PROBLEM TO SOLVE → Reproduce every entry word for word.

___ RECORD EXTRACTS ___

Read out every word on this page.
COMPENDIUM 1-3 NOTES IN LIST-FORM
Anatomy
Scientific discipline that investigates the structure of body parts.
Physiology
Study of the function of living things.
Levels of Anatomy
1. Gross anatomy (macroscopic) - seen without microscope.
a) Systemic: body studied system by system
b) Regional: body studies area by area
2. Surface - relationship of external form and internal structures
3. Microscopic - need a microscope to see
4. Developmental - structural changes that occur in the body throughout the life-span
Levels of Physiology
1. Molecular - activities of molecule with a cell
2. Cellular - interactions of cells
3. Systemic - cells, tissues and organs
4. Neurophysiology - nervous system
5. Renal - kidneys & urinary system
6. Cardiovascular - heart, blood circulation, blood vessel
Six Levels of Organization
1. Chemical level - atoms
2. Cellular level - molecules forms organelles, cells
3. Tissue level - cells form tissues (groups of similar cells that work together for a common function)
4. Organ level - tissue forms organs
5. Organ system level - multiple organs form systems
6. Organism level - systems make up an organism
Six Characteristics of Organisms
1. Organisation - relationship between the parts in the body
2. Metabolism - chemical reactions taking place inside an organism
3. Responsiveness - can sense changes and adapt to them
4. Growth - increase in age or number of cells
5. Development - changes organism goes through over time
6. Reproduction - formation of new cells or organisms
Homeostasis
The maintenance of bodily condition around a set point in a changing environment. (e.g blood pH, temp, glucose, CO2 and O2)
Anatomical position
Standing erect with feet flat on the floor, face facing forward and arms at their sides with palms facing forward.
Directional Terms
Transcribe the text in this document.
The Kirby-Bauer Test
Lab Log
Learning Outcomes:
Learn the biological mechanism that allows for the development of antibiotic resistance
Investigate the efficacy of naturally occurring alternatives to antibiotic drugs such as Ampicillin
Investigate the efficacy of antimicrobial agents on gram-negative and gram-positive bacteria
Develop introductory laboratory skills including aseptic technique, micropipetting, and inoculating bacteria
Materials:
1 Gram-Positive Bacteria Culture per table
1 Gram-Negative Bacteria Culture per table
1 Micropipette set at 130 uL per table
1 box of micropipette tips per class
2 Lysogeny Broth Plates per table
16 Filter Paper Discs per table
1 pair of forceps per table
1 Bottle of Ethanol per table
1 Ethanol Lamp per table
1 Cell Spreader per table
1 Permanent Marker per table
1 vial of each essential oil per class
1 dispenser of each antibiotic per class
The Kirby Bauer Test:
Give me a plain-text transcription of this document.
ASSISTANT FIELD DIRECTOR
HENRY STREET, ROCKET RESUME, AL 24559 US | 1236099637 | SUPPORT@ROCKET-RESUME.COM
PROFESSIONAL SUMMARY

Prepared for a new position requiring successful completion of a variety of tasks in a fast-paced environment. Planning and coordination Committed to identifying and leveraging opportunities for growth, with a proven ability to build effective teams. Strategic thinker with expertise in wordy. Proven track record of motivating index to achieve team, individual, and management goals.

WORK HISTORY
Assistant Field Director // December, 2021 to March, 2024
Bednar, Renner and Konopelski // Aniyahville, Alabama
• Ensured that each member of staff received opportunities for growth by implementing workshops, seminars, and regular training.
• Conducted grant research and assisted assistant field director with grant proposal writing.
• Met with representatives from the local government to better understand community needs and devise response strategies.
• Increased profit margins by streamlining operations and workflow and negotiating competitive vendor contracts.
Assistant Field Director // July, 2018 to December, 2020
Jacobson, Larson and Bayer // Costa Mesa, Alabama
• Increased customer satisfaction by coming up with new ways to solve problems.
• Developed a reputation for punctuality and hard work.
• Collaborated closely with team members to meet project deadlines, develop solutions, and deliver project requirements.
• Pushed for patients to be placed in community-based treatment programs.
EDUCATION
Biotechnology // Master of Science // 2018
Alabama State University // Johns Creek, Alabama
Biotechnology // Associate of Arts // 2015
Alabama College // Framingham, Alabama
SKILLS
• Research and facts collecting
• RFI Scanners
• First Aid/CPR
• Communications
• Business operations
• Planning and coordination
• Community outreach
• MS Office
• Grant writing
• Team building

___

EXERCISE RESPONSE →
Read out every word on this page.
COMPENDIUM 1-3 NOTES IN LIST-FORM
Anatomy
Scientific discipline that investigates the structure of body parts.
Physiology
Study of the function of living things.
Levels of Anatomy
1. Gross anatomy (macroscopic) - seen without microscope.
a) Systemic: body studied system by system
b) Regional: body studies area by area
2. Surface - relationship of external form and internal structures
3. Microscopic - need a microscope to see
4. Developmental - structural changes that occur in the body throughout the life-span
Levels of Physiology
1. Molecular - activities of molecule with a cell
2. Cellular - interactions of cells
3. Systemic - cells, tissues and organs
4. Neurophysiology - nervous system
5. Renal - kidneys & urinary system
6. Cardiovascular - heart, blood circulation, blood vessel
Six Levels of Organization
1. Chemical level - atoms
2. Cellular level - molecules forms organelles, cells
3. Tissue level - cells form tissues (groups of similar cells that work together for a common function)
4. Organ level - tissue forms organs
5. Organ system level - multiple organs form systems
6. Organism level - systems make up an organism
Six Characteristics of Organisms
1. Organisation - relationship between the parts in the body
2. Metabolism - chemical reactions taking place inside an organism
3. Responsiveness - can sense changes and adapt to them
4. Growth - increase in age or number of cells
5. Development - changes organism goes through over time
6. Reproduction - formation of new cells or organisms
Homeostasis
The maintenance of bodily condition around a set point in a changing environment. (e.g blood pH, temp, glucose, CO2 and O2)
Anatomical position
Standing erect with feet flat on the floor, face facing forward and arms at their sides with palms facing forward.
Directional Terms
Transcribe the text in this document.
The Kirby-Bauer Test
Lab Log
Learning Outcomes:
Learn the biological mechanism that allows for the development of antibiotic resistance
Investigate the efficacy of naturally occurring alternatives to antibiotic drugs such as Ampicillin
Investigate the efficacy of antimicrobial agents on gram-negative and gram-positive bacteria
Develop introductory laboratory skills including aseptic technique, micropipetting, and inoculating bacteria
Materials:
1 Gram-Positive Bacteria Culture per table
1 Gram-Negative Bacteria Culture per table
1 Micropipette set at 130 uL per table
1 box of micropipette tips per class
2 Lysogeny Broth Plates per table
16 Filter Paper Discs per table
1 pair of forceps per table
1 Bottle of Ethanol per table
1 Ethanol Lamp per table
1 Cell Spreader per table
1 Permanent Marker per table
1 vial of each essential oil per class
1 dispenser of each antibiotic per class
The Kirby Bauer Test:
Give me a plain-text transcription of this document.
ASSISTANT FIELD DIRECTOR
HENRY STREET, ROCKET RESUME, AL 24559 US | 1236099637 | SUPPORT@ROCKET-RESUME.COM
PROFESSIONAL SUMMARY

Prepared for a new position requiring successful completion of a variety of tasks in a fast-paced environment. Planning and coordination Committed to identifying and leveraging opportunities for growth, with a proven ability to build effective teams. Strategic thinker with expertise in wordy. Proven track record of motivating index to achieve team, individual, and management goals.

WORK HISTORY
Assistant Field Director // December, 2021 to March, 2024
Bednar, Renner and Konopelski // Aniyahville, Alabama
• Ensured that each member of staff received opportunities for growth by implementing workshops, seminars, and regular training.
• Conducted grant research and assisted assistant field director with grant proposal writing.
• Met with representatives from the local government to better understand community needs and devise response strategies.
• Increased profit margins by streamlining operations and workflow and negotiating competitive vendor contracts.
Assistant Field Director // July, 2018 to December, 2020
Jacobson, Larson and Bayer // Costa Mesa, Alabama
• Increased customer satisfaction by coming up with new ways to solve problems.
• Developed a reputation for punctuality and hard work.
• Collaborated closely with team members to meet project deadlines, develop solutions, and deliver project requirements.
• Pushed for patients to be placed in community-based treatment programs.
EDUCATION
Biotechnology // Master of Science // 2018
Alabama State University // Johns Creek, Alabama
Biotechnology // Associate of Arts // 2015
Alabama College // Framingham, Alabama
SKILLS
• Research and facts collecting
• RFI Scanners
• First Aid/CPR
• Communications
• Business operations
• Planning and coordination
• Community outreach
• MS Office
• Grant writing
• Team building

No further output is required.